# [OBJECTIVE]
Set down the material once more, exactly as it appears.

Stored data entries
══════
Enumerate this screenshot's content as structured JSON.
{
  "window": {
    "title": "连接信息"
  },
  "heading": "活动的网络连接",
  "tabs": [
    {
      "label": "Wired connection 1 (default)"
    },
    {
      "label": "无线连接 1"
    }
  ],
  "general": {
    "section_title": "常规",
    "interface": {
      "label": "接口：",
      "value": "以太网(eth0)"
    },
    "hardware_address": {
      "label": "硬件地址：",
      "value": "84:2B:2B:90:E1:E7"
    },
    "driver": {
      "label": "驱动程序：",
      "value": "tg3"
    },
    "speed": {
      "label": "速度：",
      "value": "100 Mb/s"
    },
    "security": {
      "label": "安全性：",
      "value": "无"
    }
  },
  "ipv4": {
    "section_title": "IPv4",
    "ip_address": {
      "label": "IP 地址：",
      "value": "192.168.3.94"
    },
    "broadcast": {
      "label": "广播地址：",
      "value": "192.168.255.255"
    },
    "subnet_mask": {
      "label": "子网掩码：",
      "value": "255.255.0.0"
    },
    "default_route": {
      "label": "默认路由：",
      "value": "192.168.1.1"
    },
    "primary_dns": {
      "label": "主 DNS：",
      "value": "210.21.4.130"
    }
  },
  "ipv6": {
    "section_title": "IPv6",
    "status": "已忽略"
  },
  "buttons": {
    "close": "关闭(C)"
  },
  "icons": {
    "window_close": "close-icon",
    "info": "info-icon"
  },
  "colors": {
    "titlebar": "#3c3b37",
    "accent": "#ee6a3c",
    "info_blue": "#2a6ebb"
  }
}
══════
# [ANSWER]
Enumerate this screenshot's content as structured JSON.
{
  "window": {
    "title": "连接信息"
  },
  "heading": "活动的网络连接",
  "tabs": [
    {
      "label": "Wired connection 1 (default)"
    },
    {
      "label": "无线连接 1"
    }
  ],
  "general": {
    "section_title": "常规",
    "interface": {
      "label": "接口：",
      "value": "以太网(eth0)"
    },
    "hardware_address": {
      "label": "硬件地址：",
      "value": "84:2B:2B:90:E1:E7"
    },
    "driver": {
      "label": "驱动程序：",
      "value": "tg3"
    },
    "speed": {
      "label": "速度：",
      "value": "100 Mb/s"
    },
    "security": {
      "label": "安全性：",
      "value": "无"
    }
  },
  "ipv4": {
    "section_title": "IPv4",
    "ip_address": {
      "label": "IP 地址：",
      "value": "192.168.3.94"
    },
    "broadcast": {
      "label": "广播地址：",
      "value": "192.168.255.255"
    },
    "subnet_mask": {
      "label": "子网掩码：",
      "value": "255.255.0.0"
    },
    "default_route": {
      "label": "默认路由：",
      "value": "192.168.1.1"
    },
    "primary_dns": {
      "label": "主 DNS：",
      "value": "210.21.4.130"
    }
  },
  "ipv6": {
    "section_title": "IPv6",
    "status": "已忽略"
  },
  "buttons": {
    "close": "关闭(C)"
  },
  "icons": {
    "window_close": "close-icon",
    "info": "info-icon"
  },
  "colors": {
    "titlebar": "#3c3b37",
    "accent": "#ee6a3c",
    "info_blue": "#2a6ebb"
  }
}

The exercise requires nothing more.